▶ Information provided
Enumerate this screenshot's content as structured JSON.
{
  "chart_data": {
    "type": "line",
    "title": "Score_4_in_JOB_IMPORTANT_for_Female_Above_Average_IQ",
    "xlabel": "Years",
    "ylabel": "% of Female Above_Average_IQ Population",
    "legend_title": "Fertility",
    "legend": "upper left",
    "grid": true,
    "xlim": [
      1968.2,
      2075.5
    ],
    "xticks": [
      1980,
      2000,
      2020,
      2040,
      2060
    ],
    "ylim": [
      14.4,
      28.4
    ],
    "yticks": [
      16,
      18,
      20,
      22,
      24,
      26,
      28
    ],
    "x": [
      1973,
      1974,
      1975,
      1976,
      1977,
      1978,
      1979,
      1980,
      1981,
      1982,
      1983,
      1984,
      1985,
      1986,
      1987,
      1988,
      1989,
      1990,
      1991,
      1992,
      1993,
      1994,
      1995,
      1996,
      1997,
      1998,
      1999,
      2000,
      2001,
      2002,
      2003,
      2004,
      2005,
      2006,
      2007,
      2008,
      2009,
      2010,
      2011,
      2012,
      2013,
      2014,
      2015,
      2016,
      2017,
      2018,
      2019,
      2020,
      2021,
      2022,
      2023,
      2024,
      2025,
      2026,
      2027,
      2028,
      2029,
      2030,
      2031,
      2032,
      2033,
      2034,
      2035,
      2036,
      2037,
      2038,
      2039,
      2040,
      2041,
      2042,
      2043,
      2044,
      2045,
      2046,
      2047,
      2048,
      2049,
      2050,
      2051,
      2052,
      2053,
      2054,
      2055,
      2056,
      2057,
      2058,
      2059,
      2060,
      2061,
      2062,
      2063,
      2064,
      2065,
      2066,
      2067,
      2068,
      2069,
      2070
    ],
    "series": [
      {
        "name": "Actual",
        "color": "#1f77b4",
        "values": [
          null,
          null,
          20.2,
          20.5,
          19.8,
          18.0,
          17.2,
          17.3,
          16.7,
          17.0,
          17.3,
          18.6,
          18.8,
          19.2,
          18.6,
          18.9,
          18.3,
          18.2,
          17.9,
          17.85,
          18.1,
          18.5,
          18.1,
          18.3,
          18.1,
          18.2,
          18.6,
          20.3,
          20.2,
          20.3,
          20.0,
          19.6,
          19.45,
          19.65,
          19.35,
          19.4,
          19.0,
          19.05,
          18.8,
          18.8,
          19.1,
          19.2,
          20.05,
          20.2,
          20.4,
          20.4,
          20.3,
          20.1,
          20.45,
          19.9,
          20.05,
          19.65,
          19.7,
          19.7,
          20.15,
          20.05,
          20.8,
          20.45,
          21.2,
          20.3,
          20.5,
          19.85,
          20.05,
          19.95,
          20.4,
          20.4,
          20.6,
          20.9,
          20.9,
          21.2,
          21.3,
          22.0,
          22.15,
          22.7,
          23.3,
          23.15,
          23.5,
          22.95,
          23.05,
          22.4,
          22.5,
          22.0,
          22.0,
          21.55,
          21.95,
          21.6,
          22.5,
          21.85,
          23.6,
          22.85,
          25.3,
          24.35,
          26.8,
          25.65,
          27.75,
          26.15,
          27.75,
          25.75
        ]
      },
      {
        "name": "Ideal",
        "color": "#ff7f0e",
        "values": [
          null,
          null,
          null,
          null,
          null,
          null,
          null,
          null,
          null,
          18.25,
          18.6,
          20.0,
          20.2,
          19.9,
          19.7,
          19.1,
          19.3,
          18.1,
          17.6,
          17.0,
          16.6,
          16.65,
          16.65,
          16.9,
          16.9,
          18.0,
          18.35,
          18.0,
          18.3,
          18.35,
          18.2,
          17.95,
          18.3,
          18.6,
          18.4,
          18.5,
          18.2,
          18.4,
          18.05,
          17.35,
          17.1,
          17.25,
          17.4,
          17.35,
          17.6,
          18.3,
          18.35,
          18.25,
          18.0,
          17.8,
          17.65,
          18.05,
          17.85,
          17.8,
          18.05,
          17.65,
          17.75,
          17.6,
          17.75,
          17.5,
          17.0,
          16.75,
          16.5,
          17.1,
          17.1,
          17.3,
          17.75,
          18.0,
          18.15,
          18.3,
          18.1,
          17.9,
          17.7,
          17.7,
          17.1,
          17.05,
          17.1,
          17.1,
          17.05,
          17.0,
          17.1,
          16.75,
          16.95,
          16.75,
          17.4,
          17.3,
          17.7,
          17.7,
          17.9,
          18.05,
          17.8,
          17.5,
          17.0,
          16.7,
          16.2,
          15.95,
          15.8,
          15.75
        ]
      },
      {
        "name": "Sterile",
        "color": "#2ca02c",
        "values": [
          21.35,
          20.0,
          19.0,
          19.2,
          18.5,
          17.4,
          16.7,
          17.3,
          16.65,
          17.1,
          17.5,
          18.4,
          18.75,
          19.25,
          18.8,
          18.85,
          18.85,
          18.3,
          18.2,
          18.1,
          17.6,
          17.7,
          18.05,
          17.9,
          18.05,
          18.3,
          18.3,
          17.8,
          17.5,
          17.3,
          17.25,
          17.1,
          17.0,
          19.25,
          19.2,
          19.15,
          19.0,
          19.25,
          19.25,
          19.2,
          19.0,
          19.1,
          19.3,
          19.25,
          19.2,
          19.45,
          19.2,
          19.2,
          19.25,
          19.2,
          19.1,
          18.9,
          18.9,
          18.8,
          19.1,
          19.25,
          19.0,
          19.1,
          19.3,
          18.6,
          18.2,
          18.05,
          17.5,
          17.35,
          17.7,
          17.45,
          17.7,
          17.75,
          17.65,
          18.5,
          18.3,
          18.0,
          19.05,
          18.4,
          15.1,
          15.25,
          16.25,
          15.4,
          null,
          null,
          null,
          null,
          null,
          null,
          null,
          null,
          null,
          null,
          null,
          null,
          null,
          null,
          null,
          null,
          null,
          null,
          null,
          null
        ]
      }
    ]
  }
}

▶ Exercise instructions
Find each line that has the word "name", then copy it out.

▶ Finished task
        "name": "Actual",
        "name": "Ideal",
        "name": "Sterile",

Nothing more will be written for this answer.